In addition to this Stock Option Data Sheet, you will need to carefully read your nonqualified
stock option grant agreement (the “Agreement”), the Plan, and the Plan prospectus (the
“Prospectus”) to understand the terms and conditions of your grant. These three documents, along
with an extra copy of the Agreement for your signature, the current Annual Report, a Notice of
Exercise and Instructions to the Notice of Exercise are attached to this Stock Option Data Sheet.
This option is a valuable security and should be safeguarded accordingly. After you have reviewed
these documents and understand your rights and obligations, please sign the Acknowledgment attached
to the Agreement and return the entire document via courier using the package provided. The
Acknowledgment does not commit or obligate you to purchase any shares from this option.
It is your responsibility to exercise this option before it terminates.

· · · · ·

*ASSIGNMENT*. Retype the passage of the stock option data sheet text starting with "This option is" and going on through "from this option.".

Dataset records
· · · · ·

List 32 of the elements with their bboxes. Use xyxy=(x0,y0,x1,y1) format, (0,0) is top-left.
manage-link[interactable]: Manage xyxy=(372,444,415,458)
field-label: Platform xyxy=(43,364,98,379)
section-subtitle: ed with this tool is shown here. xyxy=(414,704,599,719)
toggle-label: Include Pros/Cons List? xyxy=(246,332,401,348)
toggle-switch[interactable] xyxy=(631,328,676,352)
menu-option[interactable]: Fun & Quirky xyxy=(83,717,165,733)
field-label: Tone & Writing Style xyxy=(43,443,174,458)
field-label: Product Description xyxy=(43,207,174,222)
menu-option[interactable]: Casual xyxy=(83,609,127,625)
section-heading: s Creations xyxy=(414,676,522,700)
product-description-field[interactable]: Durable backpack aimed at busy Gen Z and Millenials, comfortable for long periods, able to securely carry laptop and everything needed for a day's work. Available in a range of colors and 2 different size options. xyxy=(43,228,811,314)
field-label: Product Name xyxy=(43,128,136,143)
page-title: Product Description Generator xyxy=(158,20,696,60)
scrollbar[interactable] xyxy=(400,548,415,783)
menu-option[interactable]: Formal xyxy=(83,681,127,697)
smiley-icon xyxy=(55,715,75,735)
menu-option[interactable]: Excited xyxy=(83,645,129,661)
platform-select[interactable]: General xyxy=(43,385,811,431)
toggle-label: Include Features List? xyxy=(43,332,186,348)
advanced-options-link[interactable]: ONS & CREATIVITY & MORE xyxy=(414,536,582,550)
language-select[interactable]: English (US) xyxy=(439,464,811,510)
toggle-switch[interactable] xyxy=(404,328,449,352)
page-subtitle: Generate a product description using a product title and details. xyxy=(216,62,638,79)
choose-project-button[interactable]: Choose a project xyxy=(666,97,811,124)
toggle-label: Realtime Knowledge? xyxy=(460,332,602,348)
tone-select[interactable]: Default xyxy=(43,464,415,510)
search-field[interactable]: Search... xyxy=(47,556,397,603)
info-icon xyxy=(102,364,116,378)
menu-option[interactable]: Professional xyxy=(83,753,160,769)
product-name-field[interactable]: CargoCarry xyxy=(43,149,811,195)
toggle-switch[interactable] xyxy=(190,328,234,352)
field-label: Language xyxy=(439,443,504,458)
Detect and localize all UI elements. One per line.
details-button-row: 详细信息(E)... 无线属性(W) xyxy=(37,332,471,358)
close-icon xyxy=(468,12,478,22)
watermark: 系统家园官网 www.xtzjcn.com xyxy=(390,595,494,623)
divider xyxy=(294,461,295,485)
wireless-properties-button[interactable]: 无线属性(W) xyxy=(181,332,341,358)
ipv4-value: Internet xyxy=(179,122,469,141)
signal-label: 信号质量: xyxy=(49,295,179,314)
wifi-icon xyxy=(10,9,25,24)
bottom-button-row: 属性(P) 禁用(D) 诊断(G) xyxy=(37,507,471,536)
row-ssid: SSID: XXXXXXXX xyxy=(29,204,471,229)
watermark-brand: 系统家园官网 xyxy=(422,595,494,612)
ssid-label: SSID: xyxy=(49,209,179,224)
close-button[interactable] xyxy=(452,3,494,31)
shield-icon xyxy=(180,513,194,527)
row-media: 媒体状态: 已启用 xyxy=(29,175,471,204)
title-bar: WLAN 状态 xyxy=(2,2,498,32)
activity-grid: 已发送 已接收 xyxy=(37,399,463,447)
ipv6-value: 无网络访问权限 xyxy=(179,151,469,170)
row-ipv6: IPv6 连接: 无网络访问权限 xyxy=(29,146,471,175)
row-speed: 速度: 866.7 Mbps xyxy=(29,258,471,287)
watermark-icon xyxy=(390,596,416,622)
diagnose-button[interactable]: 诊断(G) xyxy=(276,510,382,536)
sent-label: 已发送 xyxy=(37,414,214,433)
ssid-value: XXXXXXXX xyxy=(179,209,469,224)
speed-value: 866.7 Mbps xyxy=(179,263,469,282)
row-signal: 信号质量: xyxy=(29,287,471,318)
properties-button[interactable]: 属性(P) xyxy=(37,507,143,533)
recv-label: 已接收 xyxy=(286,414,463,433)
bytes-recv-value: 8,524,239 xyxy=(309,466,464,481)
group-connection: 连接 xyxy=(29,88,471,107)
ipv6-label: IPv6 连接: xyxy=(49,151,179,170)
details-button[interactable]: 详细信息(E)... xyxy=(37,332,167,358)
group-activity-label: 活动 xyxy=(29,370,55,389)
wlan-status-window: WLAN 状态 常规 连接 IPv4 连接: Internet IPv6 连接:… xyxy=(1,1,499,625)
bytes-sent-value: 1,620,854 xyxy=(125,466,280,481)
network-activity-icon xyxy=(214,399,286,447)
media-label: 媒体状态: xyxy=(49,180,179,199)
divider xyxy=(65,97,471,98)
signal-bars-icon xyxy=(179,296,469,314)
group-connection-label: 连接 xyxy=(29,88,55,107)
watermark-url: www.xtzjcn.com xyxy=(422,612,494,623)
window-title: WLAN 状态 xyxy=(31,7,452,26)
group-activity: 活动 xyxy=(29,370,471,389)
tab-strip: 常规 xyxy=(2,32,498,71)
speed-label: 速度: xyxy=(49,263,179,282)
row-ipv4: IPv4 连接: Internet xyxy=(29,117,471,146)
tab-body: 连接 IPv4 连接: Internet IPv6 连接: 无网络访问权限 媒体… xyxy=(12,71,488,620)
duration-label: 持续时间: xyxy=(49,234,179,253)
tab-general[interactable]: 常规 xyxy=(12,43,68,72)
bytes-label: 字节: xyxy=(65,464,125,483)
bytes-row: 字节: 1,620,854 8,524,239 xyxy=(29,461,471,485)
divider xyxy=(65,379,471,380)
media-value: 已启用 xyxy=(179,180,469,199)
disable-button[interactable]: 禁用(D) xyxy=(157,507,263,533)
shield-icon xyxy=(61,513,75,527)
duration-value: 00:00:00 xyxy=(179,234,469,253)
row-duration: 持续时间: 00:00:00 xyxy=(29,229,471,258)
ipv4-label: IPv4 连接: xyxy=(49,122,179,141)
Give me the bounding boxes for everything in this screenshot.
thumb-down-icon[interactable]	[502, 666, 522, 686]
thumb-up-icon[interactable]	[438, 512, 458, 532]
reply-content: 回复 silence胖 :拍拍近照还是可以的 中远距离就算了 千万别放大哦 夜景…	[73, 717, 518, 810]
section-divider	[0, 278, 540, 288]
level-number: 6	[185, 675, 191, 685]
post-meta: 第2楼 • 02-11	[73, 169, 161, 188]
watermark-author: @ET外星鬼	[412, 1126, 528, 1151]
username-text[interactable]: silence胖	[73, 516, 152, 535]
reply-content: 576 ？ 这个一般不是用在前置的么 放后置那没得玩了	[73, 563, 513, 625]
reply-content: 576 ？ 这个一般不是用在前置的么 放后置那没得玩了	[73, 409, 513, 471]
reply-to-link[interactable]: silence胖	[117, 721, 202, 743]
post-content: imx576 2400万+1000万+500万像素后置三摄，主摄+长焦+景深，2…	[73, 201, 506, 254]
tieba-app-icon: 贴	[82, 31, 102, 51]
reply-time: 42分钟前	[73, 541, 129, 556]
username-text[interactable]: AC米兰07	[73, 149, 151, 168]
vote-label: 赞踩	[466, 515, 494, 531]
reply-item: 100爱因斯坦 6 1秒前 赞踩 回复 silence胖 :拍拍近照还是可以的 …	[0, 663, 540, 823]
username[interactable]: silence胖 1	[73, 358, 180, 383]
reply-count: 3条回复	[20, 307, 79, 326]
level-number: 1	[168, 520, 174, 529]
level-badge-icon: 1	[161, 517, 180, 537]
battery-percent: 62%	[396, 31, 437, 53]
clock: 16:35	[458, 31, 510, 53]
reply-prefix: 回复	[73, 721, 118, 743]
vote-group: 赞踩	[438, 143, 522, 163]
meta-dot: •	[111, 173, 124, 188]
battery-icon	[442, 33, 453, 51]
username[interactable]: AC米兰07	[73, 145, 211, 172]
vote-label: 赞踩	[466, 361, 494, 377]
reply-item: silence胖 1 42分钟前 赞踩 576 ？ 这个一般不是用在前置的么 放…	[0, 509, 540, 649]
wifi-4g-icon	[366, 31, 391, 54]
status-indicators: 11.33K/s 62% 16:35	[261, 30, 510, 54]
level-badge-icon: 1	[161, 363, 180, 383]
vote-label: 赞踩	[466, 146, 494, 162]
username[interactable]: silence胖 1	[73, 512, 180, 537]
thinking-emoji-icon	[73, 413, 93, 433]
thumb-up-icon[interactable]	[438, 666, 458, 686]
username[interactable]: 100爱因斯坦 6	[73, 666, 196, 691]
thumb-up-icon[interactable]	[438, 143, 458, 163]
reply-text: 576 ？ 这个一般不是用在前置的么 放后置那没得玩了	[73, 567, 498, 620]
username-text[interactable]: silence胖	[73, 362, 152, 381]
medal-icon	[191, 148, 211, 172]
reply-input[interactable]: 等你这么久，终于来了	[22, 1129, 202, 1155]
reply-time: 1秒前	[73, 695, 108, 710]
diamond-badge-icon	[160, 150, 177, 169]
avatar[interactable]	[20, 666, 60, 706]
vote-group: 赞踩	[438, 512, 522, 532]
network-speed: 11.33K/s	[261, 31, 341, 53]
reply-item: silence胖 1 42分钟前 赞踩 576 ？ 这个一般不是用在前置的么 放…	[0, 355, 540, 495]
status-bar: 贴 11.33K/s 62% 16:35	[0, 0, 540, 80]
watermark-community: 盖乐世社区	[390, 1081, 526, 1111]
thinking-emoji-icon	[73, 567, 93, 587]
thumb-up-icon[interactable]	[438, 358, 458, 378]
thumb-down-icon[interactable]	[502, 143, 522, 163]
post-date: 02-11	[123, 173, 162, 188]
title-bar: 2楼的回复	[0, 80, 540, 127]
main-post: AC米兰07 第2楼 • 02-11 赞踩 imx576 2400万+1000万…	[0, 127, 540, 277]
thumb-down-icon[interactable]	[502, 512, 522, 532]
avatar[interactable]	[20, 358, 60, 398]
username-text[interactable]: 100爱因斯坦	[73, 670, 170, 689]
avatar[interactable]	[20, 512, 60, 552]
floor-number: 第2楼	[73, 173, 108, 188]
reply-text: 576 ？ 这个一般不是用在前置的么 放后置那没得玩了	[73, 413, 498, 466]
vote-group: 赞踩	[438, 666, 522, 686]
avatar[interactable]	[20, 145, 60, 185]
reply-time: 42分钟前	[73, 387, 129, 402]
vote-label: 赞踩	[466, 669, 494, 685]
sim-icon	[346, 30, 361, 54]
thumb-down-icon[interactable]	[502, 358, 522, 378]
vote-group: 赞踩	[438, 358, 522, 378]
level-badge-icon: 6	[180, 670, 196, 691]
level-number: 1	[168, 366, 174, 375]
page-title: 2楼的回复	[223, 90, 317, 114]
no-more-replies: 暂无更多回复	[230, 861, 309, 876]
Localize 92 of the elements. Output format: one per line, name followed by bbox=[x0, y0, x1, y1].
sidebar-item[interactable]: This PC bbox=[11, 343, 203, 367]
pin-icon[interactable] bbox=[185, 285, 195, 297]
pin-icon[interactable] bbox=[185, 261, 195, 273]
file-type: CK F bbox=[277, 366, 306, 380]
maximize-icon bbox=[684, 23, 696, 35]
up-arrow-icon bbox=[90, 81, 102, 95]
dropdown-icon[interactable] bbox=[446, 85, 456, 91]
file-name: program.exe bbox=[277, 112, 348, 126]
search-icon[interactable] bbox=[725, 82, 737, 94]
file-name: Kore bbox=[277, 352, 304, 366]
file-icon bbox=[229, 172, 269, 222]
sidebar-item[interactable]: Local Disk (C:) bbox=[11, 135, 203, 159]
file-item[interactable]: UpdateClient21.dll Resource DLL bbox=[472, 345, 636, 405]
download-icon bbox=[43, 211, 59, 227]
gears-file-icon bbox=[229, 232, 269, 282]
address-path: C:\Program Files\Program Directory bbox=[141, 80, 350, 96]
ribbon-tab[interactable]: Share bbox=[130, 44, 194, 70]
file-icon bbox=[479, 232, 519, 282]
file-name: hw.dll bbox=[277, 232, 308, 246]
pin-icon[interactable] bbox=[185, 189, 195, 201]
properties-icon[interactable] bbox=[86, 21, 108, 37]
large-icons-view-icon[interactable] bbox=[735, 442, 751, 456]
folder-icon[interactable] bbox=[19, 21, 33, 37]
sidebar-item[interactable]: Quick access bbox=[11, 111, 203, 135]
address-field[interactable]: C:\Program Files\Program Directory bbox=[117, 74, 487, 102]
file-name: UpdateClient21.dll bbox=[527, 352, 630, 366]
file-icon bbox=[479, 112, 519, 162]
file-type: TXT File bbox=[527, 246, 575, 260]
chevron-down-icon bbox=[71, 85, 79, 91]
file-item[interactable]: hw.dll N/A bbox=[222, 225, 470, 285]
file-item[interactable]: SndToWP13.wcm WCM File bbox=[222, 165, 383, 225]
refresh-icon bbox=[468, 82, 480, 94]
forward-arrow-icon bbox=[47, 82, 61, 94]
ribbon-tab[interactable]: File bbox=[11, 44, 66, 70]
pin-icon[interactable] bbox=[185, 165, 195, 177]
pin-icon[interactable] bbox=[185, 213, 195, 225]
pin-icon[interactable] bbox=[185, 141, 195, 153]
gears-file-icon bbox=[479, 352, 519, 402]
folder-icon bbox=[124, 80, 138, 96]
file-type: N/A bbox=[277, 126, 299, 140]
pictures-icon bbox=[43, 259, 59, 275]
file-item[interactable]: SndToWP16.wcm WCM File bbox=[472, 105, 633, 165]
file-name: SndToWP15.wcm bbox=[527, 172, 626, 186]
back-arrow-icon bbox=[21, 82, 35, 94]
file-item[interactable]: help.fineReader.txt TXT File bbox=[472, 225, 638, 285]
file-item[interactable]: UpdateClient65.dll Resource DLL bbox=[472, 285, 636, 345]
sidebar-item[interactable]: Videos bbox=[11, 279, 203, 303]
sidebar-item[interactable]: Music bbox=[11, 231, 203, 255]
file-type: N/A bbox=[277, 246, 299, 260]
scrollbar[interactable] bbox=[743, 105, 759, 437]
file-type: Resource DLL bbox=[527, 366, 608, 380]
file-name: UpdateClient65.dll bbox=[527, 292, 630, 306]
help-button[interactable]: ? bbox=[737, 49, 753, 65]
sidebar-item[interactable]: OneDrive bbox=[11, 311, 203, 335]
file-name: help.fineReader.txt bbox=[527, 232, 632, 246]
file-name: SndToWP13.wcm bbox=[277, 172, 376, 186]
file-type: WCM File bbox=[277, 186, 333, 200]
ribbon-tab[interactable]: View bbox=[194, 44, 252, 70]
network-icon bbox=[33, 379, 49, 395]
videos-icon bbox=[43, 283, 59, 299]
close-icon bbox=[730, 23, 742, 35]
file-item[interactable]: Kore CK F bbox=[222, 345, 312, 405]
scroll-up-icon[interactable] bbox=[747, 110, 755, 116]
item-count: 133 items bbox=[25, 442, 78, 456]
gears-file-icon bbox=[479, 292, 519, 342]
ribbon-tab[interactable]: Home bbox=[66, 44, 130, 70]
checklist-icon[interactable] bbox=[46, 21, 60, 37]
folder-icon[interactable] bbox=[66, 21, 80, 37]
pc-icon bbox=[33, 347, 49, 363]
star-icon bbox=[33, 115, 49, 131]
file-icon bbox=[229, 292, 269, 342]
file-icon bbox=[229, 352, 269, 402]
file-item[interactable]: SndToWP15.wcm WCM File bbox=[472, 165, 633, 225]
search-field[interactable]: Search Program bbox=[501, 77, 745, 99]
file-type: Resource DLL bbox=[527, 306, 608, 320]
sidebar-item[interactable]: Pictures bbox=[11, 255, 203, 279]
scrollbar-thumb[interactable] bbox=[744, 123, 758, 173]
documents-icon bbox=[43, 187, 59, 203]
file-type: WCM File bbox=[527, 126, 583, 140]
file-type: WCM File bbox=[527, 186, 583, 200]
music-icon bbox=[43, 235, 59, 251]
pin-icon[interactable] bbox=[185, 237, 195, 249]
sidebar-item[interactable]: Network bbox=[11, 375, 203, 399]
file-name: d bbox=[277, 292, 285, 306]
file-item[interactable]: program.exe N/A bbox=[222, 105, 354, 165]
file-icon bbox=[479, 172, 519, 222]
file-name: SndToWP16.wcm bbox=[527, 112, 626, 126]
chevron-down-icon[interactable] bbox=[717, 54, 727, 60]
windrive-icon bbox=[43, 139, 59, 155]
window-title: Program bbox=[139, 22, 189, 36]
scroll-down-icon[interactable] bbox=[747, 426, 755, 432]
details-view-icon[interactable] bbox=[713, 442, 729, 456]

· · · · ·

*EXERCISE SOLUTION*.
This option is a valuable security and should be safeguarded accordingly. After you have reviewed
these documents and understand your rights and obligations, please sign the Acknowledgment attached
to the Agreement and return the entire document via courier using the package provided. The
Acknowledgment does not commit or obligate you to purchase any shares from this option.